(Dataset records)
[START]
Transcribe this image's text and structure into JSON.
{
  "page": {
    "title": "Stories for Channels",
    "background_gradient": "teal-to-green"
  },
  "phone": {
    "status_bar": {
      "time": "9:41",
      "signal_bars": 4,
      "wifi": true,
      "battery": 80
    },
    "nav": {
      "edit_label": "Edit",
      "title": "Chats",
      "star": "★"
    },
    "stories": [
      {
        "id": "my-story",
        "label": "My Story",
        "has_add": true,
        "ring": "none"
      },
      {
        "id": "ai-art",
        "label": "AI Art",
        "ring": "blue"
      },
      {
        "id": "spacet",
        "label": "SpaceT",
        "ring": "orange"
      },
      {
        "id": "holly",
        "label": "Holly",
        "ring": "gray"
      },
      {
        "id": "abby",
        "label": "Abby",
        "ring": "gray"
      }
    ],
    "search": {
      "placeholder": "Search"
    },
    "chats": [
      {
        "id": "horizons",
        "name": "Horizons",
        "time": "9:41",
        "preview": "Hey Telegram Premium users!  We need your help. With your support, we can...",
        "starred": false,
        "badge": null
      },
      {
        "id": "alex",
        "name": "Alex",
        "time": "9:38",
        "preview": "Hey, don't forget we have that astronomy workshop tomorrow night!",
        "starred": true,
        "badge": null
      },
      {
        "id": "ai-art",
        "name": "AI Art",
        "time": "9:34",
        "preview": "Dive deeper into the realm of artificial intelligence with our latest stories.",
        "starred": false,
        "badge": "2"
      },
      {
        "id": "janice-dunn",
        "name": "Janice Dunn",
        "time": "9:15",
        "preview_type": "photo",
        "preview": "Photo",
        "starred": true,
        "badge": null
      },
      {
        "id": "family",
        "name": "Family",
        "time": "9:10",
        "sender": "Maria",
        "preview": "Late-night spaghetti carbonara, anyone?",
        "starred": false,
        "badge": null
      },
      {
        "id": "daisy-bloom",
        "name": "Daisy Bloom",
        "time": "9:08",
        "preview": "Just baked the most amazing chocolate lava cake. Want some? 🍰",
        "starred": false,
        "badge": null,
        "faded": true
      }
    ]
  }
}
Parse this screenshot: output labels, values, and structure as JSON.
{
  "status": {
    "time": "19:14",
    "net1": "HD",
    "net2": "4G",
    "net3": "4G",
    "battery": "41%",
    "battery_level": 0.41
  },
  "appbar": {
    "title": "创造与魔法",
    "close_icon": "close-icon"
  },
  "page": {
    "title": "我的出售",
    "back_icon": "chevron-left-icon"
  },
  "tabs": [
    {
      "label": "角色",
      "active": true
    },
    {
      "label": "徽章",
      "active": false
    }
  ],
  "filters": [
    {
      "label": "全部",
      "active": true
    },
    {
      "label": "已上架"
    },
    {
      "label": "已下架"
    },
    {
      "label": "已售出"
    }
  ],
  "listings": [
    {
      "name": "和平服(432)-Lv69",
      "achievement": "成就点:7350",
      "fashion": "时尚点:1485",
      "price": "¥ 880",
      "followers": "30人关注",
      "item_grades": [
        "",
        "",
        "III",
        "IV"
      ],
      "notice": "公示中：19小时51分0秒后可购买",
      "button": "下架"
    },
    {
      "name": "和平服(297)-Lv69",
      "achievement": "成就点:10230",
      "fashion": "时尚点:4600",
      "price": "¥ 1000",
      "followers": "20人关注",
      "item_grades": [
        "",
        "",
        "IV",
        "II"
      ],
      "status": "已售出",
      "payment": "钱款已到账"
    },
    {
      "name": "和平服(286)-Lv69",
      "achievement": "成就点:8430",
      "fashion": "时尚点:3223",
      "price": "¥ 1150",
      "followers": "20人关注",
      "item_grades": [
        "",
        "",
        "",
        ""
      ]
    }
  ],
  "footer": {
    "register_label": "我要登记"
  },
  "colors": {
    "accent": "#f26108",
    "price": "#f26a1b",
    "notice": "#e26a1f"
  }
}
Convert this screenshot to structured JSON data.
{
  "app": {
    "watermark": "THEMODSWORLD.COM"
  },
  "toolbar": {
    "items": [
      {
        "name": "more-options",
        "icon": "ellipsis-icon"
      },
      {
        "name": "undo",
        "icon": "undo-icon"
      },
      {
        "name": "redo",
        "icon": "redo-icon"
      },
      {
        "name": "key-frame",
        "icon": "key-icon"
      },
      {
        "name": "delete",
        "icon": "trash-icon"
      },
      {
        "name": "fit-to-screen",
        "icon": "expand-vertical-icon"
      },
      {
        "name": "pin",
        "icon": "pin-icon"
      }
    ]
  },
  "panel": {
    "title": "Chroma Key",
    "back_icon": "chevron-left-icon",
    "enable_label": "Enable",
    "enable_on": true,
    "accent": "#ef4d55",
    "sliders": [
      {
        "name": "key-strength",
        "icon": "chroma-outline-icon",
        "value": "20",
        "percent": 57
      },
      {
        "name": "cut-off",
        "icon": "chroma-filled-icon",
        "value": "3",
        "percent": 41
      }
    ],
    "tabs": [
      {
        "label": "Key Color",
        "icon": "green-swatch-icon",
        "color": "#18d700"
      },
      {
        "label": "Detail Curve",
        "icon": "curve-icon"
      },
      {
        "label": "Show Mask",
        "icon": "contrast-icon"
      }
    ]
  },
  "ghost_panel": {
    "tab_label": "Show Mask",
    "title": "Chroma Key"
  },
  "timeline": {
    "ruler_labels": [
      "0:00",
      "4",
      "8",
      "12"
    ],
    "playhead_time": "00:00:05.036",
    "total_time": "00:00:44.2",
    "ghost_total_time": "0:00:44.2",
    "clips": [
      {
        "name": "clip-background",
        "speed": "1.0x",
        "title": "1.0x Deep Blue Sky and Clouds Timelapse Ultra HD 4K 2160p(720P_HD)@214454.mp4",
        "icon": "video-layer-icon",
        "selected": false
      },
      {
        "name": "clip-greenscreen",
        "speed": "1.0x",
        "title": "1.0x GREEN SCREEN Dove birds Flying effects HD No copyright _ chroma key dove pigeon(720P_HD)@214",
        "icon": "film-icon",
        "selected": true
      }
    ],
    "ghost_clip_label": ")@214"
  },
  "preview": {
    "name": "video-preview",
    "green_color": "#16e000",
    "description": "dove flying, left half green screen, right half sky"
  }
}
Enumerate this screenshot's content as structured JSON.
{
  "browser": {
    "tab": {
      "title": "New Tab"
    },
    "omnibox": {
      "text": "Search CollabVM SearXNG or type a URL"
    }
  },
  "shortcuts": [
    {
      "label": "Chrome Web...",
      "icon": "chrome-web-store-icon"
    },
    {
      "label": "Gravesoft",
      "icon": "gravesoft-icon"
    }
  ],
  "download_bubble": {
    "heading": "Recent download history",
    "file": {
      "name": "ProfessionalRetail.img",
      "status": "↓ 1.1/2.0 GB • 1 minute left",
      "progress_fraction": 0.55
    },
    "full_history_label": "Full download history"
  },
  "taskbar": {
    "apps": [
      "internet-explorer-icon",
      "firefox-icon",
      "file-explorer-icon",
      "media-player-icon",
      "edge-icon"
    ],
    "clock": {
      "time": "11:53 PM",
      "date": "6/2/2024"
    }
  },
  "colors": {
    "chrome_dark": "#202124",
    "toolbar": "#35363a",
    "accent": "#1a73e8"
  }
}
[END]
Identify which lines contain the word "chevron" and copy each one.

    "back_icon": "chevron-left-icon"
    "back_icon": "chevron-left-icon",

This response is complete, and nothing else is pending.